In the material below, find each line holding the string "personas" and copy it.

— START EXTRACTED RECORDS —

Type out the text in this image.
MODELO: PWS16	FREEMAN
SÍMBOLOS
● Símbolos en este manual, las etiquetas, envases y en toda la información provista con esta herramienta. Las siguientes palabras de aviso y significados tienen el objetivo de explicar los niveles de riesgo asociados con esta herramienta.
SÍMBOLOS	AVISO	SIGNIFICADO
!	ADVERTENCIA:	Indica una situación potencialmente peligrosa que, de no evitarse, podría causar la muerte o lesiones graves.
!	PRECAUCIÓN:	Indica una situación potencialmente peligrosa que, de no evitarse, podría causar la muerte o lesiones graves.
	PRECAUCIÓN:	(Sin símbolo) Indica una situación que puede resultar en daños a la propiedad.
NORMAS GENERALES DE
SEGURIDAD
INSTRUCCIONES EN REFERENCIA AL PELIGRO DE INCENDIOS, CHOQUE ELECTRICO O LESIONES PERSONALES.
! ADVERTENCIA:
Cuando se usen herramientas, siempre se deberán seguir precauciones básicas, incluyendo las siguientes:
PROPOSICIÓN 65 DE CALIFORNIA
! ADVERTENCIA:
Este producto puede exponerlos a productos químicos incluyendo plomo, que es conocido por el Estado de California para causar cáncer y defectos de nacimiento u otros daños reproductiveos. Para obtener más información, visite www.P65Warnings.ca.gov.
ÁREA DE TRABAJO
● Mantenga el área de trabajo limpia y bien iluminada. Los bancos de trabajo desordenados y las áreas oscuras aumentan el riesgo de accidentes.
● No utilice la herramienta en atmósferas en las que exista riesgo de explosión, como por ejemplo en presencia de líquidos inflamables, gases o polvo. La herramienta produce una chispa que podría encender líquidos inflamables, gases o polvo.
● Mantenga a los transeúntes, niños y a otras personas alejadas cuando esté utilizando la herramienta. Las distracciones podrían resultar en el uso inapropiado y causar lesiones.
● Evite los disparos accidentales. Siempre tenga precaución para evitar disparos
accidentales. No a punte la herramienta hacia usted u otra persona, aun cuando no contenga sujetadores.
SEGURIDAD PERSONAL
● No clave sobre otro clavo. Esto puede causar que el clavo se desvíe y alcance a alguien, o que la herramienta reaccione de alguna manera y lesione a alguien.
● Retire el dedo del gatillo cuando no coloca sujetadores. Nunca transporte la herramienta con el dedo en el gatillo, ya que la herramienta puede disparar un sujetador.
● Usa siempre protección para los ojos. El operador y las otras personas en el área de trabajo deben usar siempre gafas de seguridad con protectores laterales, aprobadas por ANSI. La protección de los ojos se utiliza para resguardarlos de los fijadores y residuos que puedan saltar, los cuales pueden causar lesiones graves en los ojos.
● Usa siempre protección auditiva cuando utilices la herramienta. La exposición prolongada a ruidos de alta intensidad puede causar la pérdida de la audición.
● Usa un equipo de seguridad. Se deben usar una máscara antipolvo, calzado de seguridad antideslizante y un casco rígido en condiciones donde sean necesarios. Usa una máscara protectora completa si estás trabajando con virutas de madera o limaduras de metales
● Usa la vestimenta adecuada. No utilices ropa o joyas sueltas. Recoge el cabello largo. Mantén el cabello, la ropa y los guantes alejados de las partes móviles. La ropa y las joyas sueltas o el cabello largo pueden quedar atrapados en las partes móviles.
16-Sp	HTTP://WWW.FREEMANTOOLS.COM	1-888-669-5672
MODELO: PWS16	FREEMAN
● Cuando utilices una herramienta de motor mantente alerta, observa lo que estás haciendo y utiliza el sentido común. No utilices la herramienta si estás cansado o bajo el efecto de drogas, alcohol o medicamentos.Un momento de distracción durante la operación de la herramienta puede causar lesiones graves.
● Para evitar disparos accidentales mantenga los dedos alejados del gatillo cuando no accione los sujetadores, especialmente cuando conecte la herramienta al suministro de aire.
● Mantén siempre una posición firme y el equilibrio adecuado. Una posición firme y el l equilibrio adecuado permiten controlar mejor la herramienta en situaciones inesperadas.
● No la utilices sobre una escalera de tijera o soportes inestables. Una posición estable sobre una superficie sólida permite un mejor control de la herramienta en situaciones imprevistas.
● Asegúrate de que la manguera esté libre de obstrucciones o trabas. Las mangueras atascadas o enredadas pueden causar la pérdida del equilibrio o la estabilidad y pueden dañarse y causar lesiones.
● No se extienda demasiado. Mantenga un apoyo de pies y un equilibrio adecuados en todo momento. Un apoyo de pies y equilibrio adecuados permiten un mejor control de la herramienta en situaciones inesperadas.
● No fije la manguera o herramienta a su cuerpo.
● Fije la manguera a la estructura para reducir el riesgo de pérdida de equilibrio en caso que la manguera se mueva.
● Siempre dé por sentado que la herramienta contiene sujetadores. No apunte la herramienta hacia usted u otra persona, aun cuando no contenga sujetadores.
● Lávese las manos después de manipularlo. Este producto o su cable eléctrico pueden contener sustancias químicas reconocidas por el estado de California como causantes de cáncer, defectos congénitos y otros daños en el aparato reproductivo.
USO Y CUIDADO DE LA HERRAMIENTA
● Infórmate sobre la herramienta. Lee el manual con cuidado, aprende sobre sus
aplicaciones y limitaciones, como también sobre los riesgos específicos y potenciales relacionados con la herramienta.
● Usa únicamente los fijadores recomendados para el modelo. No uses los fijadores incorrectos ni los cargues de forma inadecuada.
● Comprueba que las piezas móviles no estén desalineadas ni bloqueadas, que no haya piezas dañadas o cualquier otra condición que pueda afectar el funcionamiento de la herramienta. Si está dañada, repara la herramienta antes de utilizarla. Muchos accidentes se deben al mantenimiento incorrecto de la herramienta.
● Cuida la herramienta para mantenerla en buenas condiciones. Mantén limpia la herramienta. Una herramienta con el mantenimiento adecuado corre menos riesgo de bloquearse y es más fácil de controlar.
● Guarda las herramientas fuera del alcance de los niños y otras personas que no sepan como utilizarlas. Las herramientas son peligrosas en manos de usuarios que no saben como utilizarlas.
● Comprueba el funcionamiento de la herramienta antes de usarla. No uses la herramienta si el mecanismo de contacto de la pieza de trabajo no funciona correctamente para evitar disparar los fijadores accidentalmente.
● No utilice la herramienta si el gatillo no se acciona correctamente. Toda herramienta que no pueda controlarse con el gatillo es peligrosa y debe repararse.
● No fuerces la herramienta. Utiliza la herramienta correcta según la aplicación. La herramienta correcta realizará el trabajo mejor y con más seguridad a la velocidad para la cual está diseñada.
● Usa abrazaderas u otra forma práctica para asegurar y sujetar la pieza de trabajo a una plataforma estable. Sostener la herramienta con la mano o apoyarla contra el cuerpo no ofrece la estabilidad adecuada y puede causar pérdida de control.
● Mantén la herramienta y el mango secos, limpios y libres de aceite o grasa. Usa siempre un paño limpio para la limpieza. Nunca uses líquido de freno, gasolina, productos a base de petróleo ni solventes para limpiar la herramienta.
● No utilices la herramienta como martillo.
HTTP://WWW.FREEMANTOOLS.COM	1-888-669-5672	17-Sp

— END EXTRACTED RECORDS —

WORKED ANSWER:
● Mantenga a los transeúntes, niños y a otras personas alejadas cuando esté utilizando la herramienta. Las distracciones podrían resultar en el uso inapropiado y causar lesiones.
● Usa siempre protección para los ojos. El operador y las otras personas en el área de trabajo deben usar siempre gafas de seguridad con protectores laterales, aprobadas por ANSI. La protección de los ojos se utiliza para resguardarlos de los fijadores y residuos que puedan saltar, los cuales pueden causar lesiones graves en los ojos.
● Guarda las herramientas fuera del alcance de los niños y otras personas que no sepan como utilizarlas. Las herramientas son peligrosas en manos de usuarios que no saben como utilizarlas.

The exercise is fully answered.